Фрагмент документа →
::::::::

О восстании в Петербурге и первых арестах уже известно; в ближайшие дни Лунин узнает о мятеже Черниговского полка и злой судьбе девяти близких родственников: 18-летний троюродный брат Ипполит Муравьев-Апостол убит, взято семь Муравьевых и Муравьевых-Апостолов, а также Захар Чернышев (на чьей сестре женат Никита Муравьев).
«Угроза сильнее выполнения», — утверждают психологи: гусарский подполковник веселеет, дожидаясь неприятеля, но денег взаймы уж не берет…
2. 17 декабря 1825 года после шести вечера в одной из комнат Зимнего дворца зажглось множество свечей. Затем туда вошли шесть важных начальников и несколько секретарей. Разошлись в полночь, после чего был составлен протокол 1-го заседания «Тайного комитета для изыскания о злоумышленном обществе» (месяц спустя ведено было не называться «тайным», а потом «комитет» был переименован в «следственную комиссию» из каких-то едва ли доступных нам бюрократических соображений насчет разницы между «комитетом» и «комиссией»).
Под протоколом — шесть подписей, они вполне отчетливы и сегодня, почти полтора века спустя. Сначала — военный министр Татищев, древний старик, отвечавший за армию, то есть и за взбунтовавшихся офицеров. Имя свое он выводит архаическим екатерининским почерком — так расписывались во времена Потемкина и Никиты Артамоновича Муравьева. За прошедшие 30 лет письмо столь же переменилось, как и язык, — и все следующие пять росчерков дышат новизною, независимо от воли их исполнителей…
Татищев был не самым ревностным следователем, и хотя пропустил только одно из 146 заседаний, но больше председательствовал, чем действовал.[72] «Он лишь иногда замечал слишком ретивым ответчикам: «Вы читали все, и Детю-де-Траси, и Бенжамена Констана, и Бентама, и вот куда попали, а я всю жизнь мою читал только священное писание — и смотрите, что заслужил», — показывая на два ряда звезд, освещавших грудь его».
Если же верить Завалишину, то Татищев на одном из допросов отвел его в сторонку и уговаривал не сердить дерзким запирательством самых строгих членов комитета (Чернышева, Бенкендорфа).

::::::::

[Исходные данные]
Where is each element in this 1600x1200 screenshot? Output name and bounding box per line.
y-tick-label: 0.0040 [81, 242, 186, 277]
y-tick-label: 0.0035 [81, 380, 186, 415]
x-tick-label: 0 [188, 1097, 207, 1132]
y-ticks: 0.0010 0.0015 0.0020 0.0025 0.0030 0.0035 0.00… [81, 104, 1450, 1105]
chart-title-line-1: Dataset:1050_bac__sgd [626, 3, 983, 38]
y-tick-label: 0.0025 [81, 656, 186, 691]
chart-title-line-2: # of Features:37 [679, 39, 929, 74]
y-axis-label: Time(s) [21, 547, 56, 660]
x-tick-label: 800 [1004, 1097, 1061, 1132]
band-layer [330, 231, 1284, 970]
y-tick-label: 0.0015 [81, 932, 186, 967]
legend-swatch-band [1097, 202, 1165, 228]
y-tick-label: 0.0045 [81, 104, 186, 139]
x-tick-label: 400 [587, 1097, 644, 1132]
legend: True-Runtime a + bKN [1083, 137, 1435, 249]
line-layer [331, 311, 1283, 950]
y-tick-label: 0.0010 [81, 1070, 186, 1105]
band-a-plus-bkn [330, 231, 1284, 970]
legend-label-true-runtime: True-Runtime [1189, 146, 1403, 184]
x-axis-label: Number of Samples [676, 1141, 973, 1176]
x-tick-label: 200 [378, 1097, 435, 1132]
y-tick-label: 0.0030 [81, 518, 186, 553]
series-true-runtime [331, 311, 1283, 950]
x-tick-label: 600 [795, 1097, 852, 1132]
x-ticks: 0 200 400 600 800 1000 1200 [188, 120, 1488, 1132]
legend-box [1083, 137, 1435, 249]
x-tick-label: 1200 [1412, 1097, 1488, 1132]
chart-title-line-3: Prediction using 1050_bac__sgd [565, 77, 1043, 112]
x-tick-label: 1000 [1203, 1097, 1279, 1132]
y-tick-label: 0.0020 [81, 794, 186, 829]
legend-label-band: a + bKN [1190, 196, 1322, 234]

::::::::

Задание →
Проверьте, соответствуют ли фрагменту документа утверждения 1–3. Для каждого дайте ответ «да» или «нет» и точную цитату из фрагмента, которая это определяет.
1. Первое заседание комитета в Зимнем дворце закончилось в полночь.
2. Татищев пропустил два заседания комитета.
3. Под протоколом первого заседания стоят шесть подписей.

Ответ →
1. Да: «Разошлись в полночь».
2. Нет: «пропустил только одно из 146 заседаний».
3. Да: «Под протоколом — шесть подписей».